◆ **Task item**
Down to the final line, return the records unchanged.
*** Entries supplied Section Begins ***
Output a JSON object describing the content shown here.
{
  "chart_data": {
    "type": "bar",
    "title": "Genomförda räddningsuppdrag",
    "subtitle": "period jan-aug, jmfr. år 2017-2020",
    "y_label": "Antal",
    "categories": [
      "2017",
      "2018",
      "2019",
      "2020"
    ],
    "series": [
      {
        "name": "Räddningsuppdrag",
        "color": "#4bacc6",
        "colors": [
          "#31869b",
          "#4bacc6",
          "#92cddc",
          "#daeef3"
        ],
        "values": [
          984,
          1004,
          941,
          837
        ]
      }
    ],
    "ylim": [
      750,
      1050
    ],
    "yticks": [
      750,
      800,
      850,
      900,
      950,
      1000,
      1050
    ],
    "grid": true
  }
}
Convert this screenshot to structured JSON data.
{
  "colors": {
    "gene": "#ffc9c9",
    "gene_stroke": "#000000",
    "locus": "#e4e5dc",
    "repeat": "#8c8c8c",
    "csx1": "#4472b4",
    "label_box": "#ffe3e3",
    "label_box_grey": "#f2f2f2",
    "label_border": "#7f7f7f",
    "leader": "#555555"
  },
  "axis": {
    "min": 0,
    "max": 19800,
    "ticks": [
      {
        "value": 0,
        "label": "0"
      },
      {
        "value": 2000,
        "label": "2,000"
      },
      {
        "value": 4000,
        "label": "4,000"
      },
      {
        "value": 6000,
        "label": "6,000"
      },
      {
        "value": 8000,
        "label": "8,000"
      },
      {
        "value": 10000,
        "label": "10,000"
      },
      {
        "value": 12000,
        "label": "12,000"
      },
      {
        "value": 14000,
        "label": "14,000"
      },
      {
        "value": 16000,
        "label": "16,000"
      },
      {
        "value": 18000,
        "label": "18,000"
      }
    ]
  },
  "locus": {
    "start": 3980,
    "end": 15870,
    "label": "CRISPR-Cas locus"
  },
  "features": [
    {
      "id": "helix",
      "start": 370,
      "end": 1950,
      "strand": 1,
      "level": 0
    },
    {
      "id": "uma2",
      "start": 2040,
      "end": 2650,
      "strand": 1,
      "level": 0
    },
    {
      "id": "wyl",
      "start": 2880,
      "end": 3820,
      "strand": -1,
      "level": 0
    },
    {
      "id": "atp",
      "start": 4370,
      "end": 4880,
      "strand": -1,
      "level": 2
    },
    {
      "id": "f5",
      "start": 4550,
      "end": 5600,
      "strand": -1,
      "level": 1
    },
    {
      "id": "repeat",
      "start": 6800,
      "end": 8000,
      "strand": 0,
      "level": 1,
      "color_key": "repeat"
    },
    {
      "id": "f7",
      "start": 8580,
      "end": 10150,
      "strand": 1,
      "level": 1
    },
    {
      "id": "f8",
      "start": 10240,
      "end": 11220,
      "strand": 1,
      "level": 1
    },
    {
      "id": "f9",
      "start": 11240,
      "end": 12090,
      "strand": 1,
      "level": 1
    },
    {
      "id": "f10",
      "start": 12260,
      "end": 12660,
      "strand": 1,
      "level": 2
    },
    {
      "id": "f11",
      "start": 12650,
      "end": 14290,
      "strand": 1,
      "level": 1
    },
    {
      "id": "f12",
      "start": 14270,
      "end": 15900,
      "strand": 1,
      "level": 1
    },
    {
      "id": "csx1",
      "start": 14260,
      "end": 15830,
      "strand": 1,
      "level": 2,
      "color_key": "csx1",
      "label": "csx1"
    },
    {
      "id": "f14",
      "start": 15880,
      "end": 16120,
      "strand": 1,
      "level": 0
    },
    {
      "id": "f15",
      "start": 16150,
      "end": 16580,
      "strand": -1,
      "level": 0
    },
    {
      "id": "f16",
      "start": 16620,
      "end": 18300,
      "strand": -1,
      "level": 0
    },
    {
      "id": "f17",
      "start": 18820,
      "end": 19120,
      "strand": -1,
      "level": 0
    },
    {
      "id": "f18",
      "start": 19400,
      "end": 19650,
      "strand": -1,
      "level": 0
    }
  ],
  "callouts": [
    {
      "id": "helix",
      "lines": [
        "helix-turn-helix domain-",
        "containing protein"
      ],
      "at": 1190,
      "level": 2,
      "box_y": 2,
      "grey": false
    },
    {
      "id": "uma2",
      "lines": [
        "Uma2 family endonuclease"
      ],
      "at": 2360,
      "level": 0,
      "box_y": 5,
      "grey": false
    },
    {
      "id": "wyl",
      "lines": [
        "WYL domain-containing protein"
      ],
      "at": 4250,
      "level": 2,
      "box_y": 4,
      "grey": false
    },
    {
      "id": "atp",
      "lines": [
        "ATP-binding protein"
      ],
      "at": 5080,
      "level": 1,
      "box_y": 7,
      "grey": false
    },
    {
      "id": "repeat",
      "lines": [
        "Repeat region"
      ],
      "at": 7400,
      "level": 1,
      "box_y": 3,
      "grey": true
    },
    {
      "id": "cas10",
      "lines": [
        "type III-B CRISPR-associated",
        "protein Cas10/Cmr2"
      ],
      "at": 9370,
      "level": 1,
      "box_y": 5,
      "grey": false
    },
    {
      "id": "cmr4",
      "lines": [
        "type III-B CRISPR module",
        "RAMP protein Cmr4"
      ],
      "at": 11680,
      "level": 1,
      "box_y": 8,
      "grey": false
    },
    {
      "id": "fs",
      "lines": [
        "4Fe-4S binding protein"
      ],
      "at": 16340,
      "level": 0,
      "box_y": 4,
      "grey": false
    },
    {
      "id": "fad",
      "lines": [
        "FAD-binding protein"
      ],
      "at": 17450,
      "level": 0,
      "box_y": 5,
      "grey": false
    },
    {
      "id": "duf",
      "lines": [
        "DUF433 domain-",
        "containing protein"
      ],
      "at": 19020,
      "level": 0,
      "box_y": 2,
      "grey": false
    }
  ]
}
*** Entries supplied Section Ends ***
◆ **Answer section**
Output a JSON object describing the content shown here.
{
  "chart_data": {
    "type": "bar",
    "title": "Genomförda räddningsuppdrag",
    "subtitle": "period jan-aug, jmfr. år 2017-2020",
    "y_label": "Antal",
    "categories": [
      "2017",
      "2018",
      "2019",
      "2020"
    ],
    "series": [
      {
        "name": "Räddningsuppdrag",
        "color": "#4bacc6",
        "colors": [
          "#31869b",
          "#4bacc6",
          "#92cddc",
          "#daeef3"
        ],
        "values": [
          984,
          1004,
          941,
          837
        ]
      }
    ],
    "ylim": [
      750,
      1050
    ],
    "yticks": [
      750,
      800,
      850,
      900,
      950,
      1000,
      1050
    ],
    "grid": true
  }
}
Convert this screenshot to structured JSON data.
{
  "colors": {
    "gene": "#ffc9c9",
    "gene_stroke": "#000000",
    "locus": "#e4e5dc",
    "repeat": "#8c8c8c",
    "csx1": "#4472b4",
    "label_box": "#ffe3e3",
    "label_box_grey": "#f2f2f2",
    "label_border": "#7f7f7f",
    "leader": "#555555"
  },
  "axis": {
    "min": 0,
    "max": 19800,
    "ticks": [
      {
        "value": 0,
        "label": "0"
      },
      {
        "value": 2000,
        "label": "2,000"
      },
      {
        "value": 4000,
        "label": "4,000"
      },
      {
        "value": 6000,
        "label": "6,000"
      },
      {
        "value": 8000,
        "label": "8,000"
      },
      {
        "value": 10000,
        "label": "10,000"
      },
      {
        "value": 12000,
        "label": "12,000"
      },
      {
        "value": 14000,
        "label": "14,000"
      },
      {
        "value": 16000,
        "label": "16,000"
      },
      {
        "value": 18000,
        "label": "18,000"
      }
    ]
  },
  "locus": {
    "start": 3980,
    "end": 15870,
    "label": "CRISPR-Cas locus"
  },
  "features": [
    {
      "id": "helix",
      "start": 370,
      "end": 1950,
      "strand": 1,
      "level": 0
    },
    {
      "id": "uma2",
      "start": 2040,
      "end": 2650,
      "strand": 1,
      "level": 0
    },
    {
      "id": "wyl",
      "start": 2880,
      "end": 3820,
      "strand": -1,
      "level": 0
    },
    {
      "id": "atp",
      "start": 4370,
      "end": 4880,
      "strand": -1,
      "level": 2
    },
    {
      "id": "f5",
      "start": 4550,
      "end": 5600,
      "strand": -1,
      "level": 1
    },
    {
      "id": "repeat",
      "start": 6800,
      "end": 8000,
      "strand": 0,
      "level": 1,
      "color_key": "repeat"
    },
    {
      "id": "f7",
      "start": 8580,
      "end": 10150,
      "strand": 1,
      "level": 1
    },
    {
      "id": "f8",
      "start": 10240,
      "end": 11220,
      "strand": 1,
      "level": 1
    },
    {
      "id": "f9",
      "start": 11240,
      "end": 12090,
      "strand": 1,
      "level": 1
    },
    {
      "id": "f10",
      "start": 12260,
      "end": 12660,
      "strand": 1,
      "level": 2
    },
    {
      "id": "f11",
      "start": 12650,
      "end": 14290,
      "strand": 1,
      "level": 1
    },
    {
      "id": "f12",
      "start": 14270,
      "end": 15900,
      "strand": 1,
      "level": 1
    },
    {
      "id": "csx1",
      "start": 14260,
      "end": 15830,
      "strand": 1,
      "level": 2,
      "color_key": "csx1",
      "label": "csx1"
    },
    {
      "id": "f14",
      "start": 15880,
      "end": 16120,
      "strand": 1,
      "level": 0
    },
    {
      "id": "f15",
      "start": 16150,
      "end": 16580,
      "strand": -1,
      "level": 0
    },
    {
      "id": "f16",
      "start": 16620,
      "end": 18300,
      "strand": -1,
      "level": 0
    },
    {
      "id": "f17",
      "start": 18820,
      "end": 19120,
      "strand": -1,
      "level": 0
    },
    {
      "id": "f18",
      "start": 19400,
      "end": 19650,
      "strand": -1,
      "level": 0
    }
  ],
  "callouts": [
    {
      "id": "helix",
      "lines": [
        "helix-turn-helix domain-",
        "containing protein"
      ],
      "at": 1190,
      "level": 2,
      "box_y": 2,
      "grey": false
    },
    {
      "id": "uma2",
      "lines": [
        "Uma2 family endonuclease"
      ],
      "at": 2360,
      "level": 0,
      "box_y": 5,
      "grey": false
    },
    {
      "id": "wyl",
      "lines": [
        "WYL domain-containing protein"
      ],
      "at": 4250,
      "level": 2,
      "box_y": 4,
      "grey": false
    },
    {
      "id": "atp",
      "lines": [
        "ATP-binding protein"
      ],
      "at": 5080,
      "level": 1,
      "box_y": 7,
      "grey": false
    },
    {
      "id": "repeat",
      "lines": [
        "Repeat region"
      ],
      "at": 7400,
      "level": 1,
      "box_y": 3,
      "grey": true
    },
    {
      "id": "cas10",
      "lines": [
        "type III-B CRISPR-associated",
        "protein Cas10/Cmr2"
      ],
      "at": 9370,
      "level": 1,
      "box_y": 5,
      "grey": false
    },
    {
      "id": "cmr4",
      "lines": [
        "type III-B CRISPR module",
        "RAMP protein Cmr4"
      ],
      "at": 11680,
      "level": 1,
      "box_y": 8,
      "grey": false
    },
    {
      "id": "fs",
      "lines": [
        "4Fe-4S binding protein"
      ],
      "at": 16340,
      "level": 0,
      "box_y": 4,
      "grey": false
    },
    {
      "id": "fad",
      "lines": [
        "FAD-binding protein"
      ],
      "at": 17450,
      "level": 0,
      "box_y": 5,
      "grey": false
    },
    {
      "id": "duf",
      "lines": [
        "DUF433 domain-",
        "containing protein"
      ],
      "at": 19020,
      "level": 0,
      "box_y": 2,
      "grey": false
    }
  ]
}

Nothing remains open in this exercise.